Structured figure records
>>>
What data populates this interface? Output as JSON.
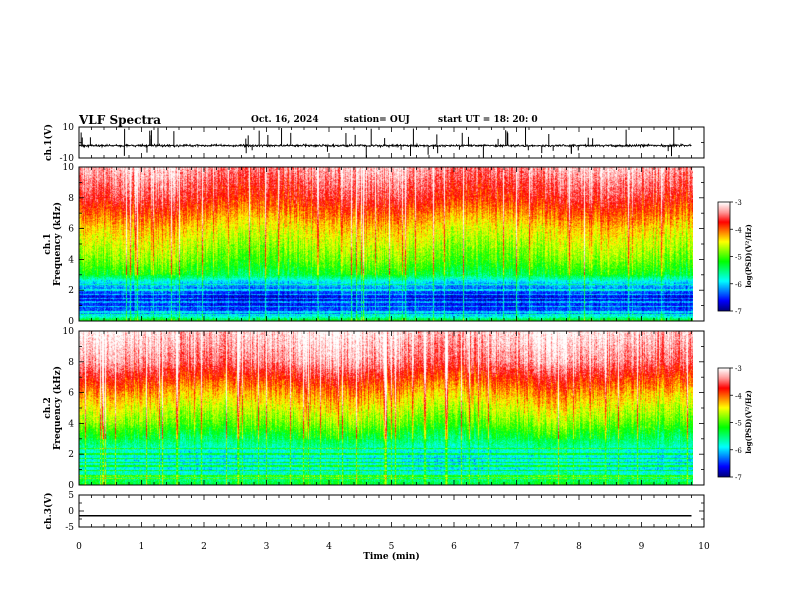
{
  "header": {
    "title": "VLF Spectra",
    "date": "Oct. 16, 2024",
    "station": "station= OUJ",
    "start": "start  UT =   18: 20: 0"
  },
  "chart_data": [
    {
      "type": "line",
      "panel": "ch1-waveform",
      "ylabel": "ch.1(V)",
      "ylim": [
        -10,
        10
      ],
      "yticks": [
        "10",
        "-10"
      ],
      "xlim": [
        0,
        10
      ],
      "baseline": -2,
      "series": [
        {
          "values_summary": "noisy waveform near -2 V with spikes to about +10 V and -10 V"
        }
      ]
    },
    {
      "type": "heatmap",
      "panel": "ch1-spectrogram",
      "ylabel": "ch.1\nFrequency (kHz)",
      "ylim": [
        0,
        10
      ],
      "yticks": [
        "0",
        "2",
        "4",
        "6",
        "8",
        "10"
      ],
      "xlim": [
        0,
        9.8
      ],
      "colorbar": {
        "label": "log(PSD)(V²/Hz)",
        "range": [
          -7,
          -3
        ],
        "ticks": [
          "-3",
          "-4",
          "-5",
          "-6",
          "-7"
        ]
      },
      "profile_khz_logpsd": [
        [
          0,
          -5.2
        ],
        [
          0.5,
          -6.4
        ],
        [
          1.5,
          -6.7
        ],
        [
          2.5,
          -6.0
        ],
        [
          3,
          -5.3
        ],
        [
          4,
          -4.9
        ],
        [
          6,
          -4.4
        ],
        [
          8,
          -3.7
        ],
        [
          10,
          -3.3
        ]
      ]
    },
    {
      "type": "heatmap",
      "panel": "ch2-spectrogram",
      "ylabel": "ch.2\nFrequency (kHz)",
      "ylim": [
        0,
        10
      ],
      "yticks": [
        "0",
        "2",
        "4",
        "6",
        "8",
        "10"
      ],
      "xlim": [
        0,
        9.8
      ],
      "colorbar": {
        "label": "log(PSD)(V²/Hz)",
        "range": [
          -7,
          -3
        ],
        "ticks": [
          "-3",
          "-4",
          "-5",
          "-6",
          "-7"
        ]
      },
      "profile_khz_logpsd": [
        [
          0,
          -5.3
        ],
        [
          1,
          -5.9
        ],
        [
          2,
          -5.9
        ],
        [
          3,
          -5.4
        ],
        [
          4,
          -4.9
        ],
        [
          6,
          -4.2
        ],
        [
          8,
          -3.4
        ],
        [
          10,
          -3.1
        ]
      ]
    },
    {
      "type": "line",
      "panel": "ch3-waveform",
      "ylabel": "ch.3(V)",
      "ylim": [
        -5,
        5
      ],
      "yticks": [
        "5",
        "0",
        "-5"
      ],
      "xlim": [
        0,
        10
      ],
      "series": [
        {
          "values": [
            -1.5,
            -1.5
          ],
          "x": [
            0,
            9.8
          ]
        }
      ]
    }
  ],
  "xaxis": {
    "label": "Time (min)",
    "ticks": [
      "0",
      "1",
      "2",
      "3",
      "4",
      "5",
      "6",
      "7",
      "8",
      "9",
      "10"
    ]
  },
  "colors": {
    "frame": "#000000",
    "waveform": "#000000",
    "colormap": [
      "#00007f",
      "#0000ff",
      "#0080ff",
      "#00ffff",
      "#00ff80",
      "#00ff00",
      "#80ff00",
      "#ffff00",
      "#ff8000",
      "#ff0000",
      "#ff9999",
      "#ffffff"
    ]
  }
}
<<<
◆ Set problem: Produce an exact copy of each line of data, skipping embedded images.

◆ Response to the task:
What data populates this interface? Output as JSON.
{
  "header": {
    "title": "VLF Spectra",
    "date": "Oct. 16, 2024",
    "station": "station= OUJ",
    "start": "start  UT =   18: 20: 0"
  },
  "chart_data": [
    {
      "type": "line",
      "panel": "ch1-waveform",
      "ylabel": "ch.1(V)",
      "ylim": [
        -10,
        10
      ],
      "yticks": [
        "10",
        "-10"
      ],
      "xlim": [
        0,
        10
      ],
      "baseline": -2,
      "series": [
        {
          "values_summary": "noisy waveform near -2 V with spikes to about +10 V and -10 V"
        }
      ]
    },
    {
      "type": "heatmap",
      "panel": "ch1-spectrogram",
      "ylabel": "ch.1\nFrequency (kHz)",
      "ylim": [
        0,
        10
      ],
      "yticks": [
        "0",
        "2",
        "4",
        "6",
        "8",
        "10"
      ],
      "xlim": [
        0,
        9.8
      ],
      "colorbar": {
        "label": "log(PSD)(V²/Hz)",
        "range": [
          -7,
          -3
        ],
        "ticks": [
          "-3",
          "-4",
          "-5",
          "-6",
          "-7"
        ]
      },
      "profile_khz_logpsd": [
        [
          0,
          -5.2
        ],
        [
          0.5,
          -6.4
        ],
        [
          1.5,
          -6.7
        ],
        [
          2.5,
          -6.0
        ],
        [
          3,
          -5.3
        ],
        [
          4,
          -4.9
        ],
        [
          6,
          -4.4
        ],
        [
          8,
          -3.7
        ],
        [
          10,
          -3.3
        ]
      ]
    },
    {
      "type": "heatmap",
      "panel": "ch2-spectrogram",
      "ylabel": "ch.2\nFrequency (kHz)",
      "ylim": [
        0,
        10
      ],
      "yticks": [
        "0",
        "2",
        "4",
        "6",
        "8",
        "10"
      ],
      "xlim": [
        0,
        9.8
      ],
      "colorbar": {
        "label": "log(PSD)(V²/Hz)",
        "range": [
          -7,
          -3
        ],
        "ticks": [
          "-3",
          "-4",
          "-5",
          "-6",
          "-7"
        ]
      },
      "profile_khz_logpsd": [
        [
          0,
          -5.3
        ],
        [
          1,
          -5.9
        ],
        [
          2,
          -5.9
        ],
        [
          3,
          -5.4
        ],
        [
          4,
          -4.9
        ],
        [
          6,
          -4.2
        ],
        [
          8,
          -3.4
        ],
        [
          10,
          -3.1
        ]
      ]
    },
    {
      "type": "line",
      "panel": "ch3-waveform",
      "ylabel": "ch.3(V)",
      "ylim": [
        -5,
        5
      ],
      "yticks": [
        "5",
        "0",
        "-5"
      ],
      "xlim": [
        0,
        10
      ],
      "series": [
        {
          "values": [
            -1.5,
            -1.5
          ],
          "x": [
            0,
            9.8
          ]
        }
      ]
    }
  ],
  "xaxis": {
    "label": "Time (min)",
    "ticks": [
      "0",
      "1",
      "2",
      "3",
      "4",
      "5",
      "6",
      "7",
      "8",
      "9",
      "10"
    ]
  },
  "colors": {
    "frame": "#000000",
    "waveform": "#000000",
    "colormap": [
      "#00007f",
      "#0000ff",
      "#0080ff",
      "#00ffff",
      "#00ff80",
      "#00ff00",
      "#80ff00",
      "#ffff00",
      "#ff8000",
      "#ff0000",
      "#ff9999",
      "#ffffff"
    ]
  }
}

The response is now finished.